Records contained in a dataset:
◆ ◆ ◆ ◆ ◆

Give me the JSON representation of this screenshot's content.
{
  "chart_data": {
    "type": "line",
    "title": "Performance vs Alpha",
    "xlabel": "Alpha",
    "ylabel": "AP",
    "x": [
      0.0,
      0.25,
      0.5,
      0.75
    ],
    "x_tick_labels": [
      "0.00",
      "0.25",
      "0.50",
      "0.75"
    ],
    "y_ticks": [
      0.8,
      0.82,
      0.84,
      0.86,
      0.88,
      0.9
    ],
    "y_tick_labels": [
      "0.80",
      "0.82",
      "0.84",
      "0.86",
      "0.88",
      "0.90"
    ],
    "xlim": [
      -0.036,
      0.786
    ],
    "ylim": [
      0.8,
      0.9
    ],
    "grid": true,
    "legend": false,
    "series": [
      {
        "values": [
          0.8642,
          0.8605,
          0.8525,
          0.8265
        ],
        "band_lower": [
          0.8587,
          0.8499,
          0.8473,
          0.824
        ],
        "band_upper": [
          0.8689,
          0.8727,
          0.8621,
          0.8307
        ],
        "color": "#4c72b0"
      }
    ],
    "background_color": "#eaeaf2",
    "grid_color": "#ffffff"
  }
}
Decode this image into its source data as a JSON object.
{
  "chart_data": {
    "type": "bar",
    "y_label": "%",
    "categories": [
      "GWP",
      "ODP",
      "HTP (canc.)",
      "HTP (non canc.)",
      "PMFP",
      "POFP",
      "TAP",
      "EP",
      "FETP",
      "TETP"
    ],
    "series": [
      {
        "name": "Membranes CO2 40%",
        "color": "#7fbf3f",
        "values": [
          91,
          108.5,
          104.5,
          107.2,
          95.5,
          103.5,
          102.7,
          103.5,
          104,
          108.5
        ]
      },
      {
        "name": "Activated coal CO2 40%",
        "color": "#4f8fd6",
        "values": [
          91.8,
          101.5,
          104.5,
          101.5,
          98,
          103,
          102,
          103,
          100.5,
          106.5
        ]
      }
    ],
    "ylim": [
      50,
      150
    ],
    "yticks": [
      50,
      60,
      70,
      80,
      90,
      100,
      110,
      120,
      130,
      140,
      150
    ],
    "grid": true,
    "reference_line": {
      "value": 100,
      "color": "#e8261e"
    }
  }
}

◆ ◆ ◆ ◆ ◆

Every entry should be output exactly as written, please.

Give me the JSON representation of this screenshot's content.
{
  "chart_data": {
    "type": "line",
    "title": "Performance vs Alpha",
    "xlabel": "Alpha",
    "ylabel": "AP",
    "x": [
      0.0,
      0.25,
      0.5,
      0.75
    ],
    "x_tick_labels": [
      "0.00",
      "0.25",
      "0.50",
      "0.75"
    ],
    "y_ticks": [
      0.8,
      0.82,
      0.84,
      0.86,
      0.88,
      0.9
    ],
    "y_tick_labels": [
      "0.80",
      "0.82",
      "0.84",
      "0.86",
      "0.88",
      "0.90"
    ],
    "xlim": [
      -0.036,
      0.786
    ],
    "ylim": [
      0.8,
      0.9
    ],
    "grid": true,
    "legend": false,
    "series": [
      {
        "values": [
          0.8642,
          0.8605,
          0.8525,
          0.8265
        ],
        "band_lower": [
          0.8587,
          0.8499,
          0.8473,
          0.824
        ],
        "band_upper": [
          0.8689,
          0.8727,
          0.8621,
          0.8307
        ],
        "color": "#4c72b0"
      }
    ],
    "background_color": "#eaeaf2",
    "grid_color": "#ffffff"
  }
}
Decode this image into its source data as a JSON object.
{
  "chart_data": {
    "type": "bar",
    "y_label": "%",
    "categories": [
      "GWP",
      "ODP",
      "HTP (canc.)",
      "HTP (non canc.)",
      "PMFP",
      "POFP",
      "TAP",
      "EP",
      "FETP",
      "TETP"
    ],
    "series": [
      {
        "name": "Membranes CO2 40%",
        "color": "#7fbf3f",
        "values": [
          91,
          108.5,
          104.5,
          107.2,
          95.5,
          103.5,
          102.7,
          103.5,
          104,
          108.5
        ]
      },
      {
        "name": "Activated coal CO2 40%",
        "color": "#4f8fd6",
        "values": [
          91.8,
          101.5,
          104.5,
          101.5,
          98,
          103,
          102,
          103,
          100.5,
          106.5
        ]
      }
    ],
    "ylim": [
      50,
      150
    ],
    "yticks": [
      50,
      60,
      70,
      80,
      90,
      100,
      110,
      120,
      130,
      140,
      150
    ],
    "grid": true,
    "reference_line": {
      "value": 100,
      "color": "#e8261e"
    }
  }
}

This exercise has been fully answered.